— start TASK MATERIAL —
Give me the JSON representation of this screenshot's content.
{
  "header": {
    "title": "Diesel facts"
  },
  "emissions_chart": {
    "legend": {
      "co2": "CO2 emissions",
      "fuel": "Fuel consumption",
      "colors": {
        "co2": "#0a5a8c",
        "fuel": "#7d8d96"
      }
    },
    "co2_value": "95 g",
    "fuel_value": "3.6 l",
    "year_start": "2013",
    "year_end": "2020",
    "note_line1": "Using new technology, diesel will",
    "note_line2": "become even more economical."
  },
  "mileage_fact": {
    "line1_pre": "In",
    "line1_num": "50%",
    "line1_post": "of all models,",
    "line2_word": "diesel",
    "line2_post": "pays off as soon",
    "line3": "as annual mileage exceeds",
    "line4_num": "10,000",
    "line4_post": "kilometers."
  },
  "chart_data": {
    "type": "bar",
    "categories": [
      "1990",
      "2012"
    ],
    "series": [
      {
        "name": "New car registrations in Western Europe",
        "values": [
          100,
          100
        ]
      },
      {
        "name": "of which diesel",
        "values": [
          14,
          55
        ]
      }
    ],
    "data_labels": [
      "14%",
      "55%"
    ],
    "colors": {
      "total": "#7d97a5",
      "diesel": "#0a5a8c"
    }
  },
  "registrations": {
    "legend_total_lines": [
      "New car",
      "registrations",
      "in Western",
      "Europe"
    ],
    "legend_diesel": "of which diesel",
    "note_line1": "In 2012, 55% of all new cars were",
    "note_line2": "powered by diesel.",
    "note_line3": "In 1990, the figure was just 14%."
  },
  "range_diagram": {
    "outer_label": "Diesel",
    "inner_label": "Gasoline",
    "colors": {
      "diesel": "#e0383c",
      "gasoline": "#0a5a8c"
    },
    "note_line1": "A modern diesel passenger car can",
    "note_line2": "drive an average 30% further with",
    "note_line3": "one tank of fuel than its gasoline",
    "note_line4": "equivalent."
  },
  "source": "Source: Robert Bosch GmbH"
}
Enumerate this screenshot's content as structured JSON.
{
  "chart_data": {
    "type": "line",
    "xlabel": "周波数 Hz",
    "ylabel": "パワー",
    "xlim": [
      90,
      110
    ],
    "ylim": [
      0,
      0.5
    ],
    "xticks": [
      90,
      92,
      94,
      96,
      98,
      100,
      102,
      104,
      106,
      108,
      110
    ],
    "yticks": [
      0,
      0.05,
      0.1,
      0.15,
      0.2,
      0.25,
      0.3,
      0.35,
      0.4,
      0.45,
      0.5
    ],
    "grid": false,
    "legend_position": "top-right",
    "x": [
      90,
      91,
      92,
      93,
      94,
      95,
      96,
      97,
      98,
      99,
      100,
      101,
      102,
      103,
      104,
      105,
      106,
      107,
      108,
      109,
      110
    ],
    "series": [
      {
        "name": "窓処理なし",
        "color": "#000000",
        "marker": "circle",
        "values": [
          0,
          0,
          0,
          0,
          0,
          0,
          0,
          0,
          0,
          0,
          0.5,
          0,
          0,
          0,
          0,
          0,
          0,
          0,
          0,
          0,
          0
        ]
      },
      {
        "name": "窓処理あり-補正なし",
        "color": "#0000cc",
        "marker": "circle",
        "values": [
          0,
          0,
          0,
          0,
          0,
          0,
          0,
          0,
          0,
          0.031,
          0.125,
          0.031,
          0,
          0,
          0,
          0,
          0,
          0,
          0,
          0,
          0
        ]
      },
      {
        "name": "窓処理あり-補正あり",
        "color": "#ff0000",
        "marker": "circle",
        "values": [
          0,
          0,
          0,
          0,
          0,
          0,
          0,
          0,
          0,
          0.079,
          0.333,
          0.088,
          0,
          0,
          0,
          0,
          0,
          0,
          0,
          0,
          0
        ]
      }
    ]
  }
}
— end TASK MATERIAL —
-- AIM OF THE EXERCISE --
Reproduce the records above exactly, starting with the line that contains "Enumerate this screenshot's" and ending with the last line.

-- EXERCISE OUTPUT --
Enumerate this screenshot's content as structured JSON.
{
  "chart_data": {
    "type": "line",
    "xlabel": "周波数 Hz",
    "ylabel": "パワー",
    "xlim": [
      90,
      110
    ],
    "ylim": [
      0,
      0.5
    ],
    "xticks": [
      90,
      92,
      94,
      96,
      98,
      100,
      102,
      104,
      106,
      108,
      110
    ],
    "yticks": [
      0,
      0.05,
      0.1,
      0.15,
      0.2,
      0.25,
      0.3,
      0.35,
      0.4,
      0.45,
      0.5
    ],
    "grid": false,
    "legend_position": "top-right",
    "x": [
      90,
      91,
      92,
      93,
      94,
      95,
      96,
      97,
      98,
      99,
      100,
      101,
      102,
      103,
      104,
      105,
      106,
      107,
      108,
      109,
      110
    ],
    "series": [
      {
        "name": "窓処理なし",
        "color": "#000000",
        "marker": "circle",
        "values": [
          0,
          0,
          0,
          0,
          0,
          0,
          0,
          0,
          0,
          0,
          0.5,
          0,
          0,
          0,
          0,
          0,
          0,
          0,
          0,
          0,
          0
        ]
      },
      {
        "name": "窓処理あり-補正なし",
        "color": "#0000cc",
        "marker": "circle",
        "values": [
          0,
          0,
          0,
          0,
          0,
          0,
          0,
          0,
          0,
          0.031,
          0.125,
          0.031,
          0,
          0,
          0,
          0,
          0,
          0,
          0,
          0,
          0
        ]
      },
      {
        "name": "窓処理あり-補正あり",
        "color": "#ff0000",
        "marker": "circle",
        "values": [
          0,
          0,
          0,
          0,
          0,
          0,
          0,
          0,
          0,
          0.079,
          0.333,
          0.088,
          0,
          0,
          0,
          0,
          0,
          0,
          0,
          0,
          0
        ]
      }
    ]
  }
}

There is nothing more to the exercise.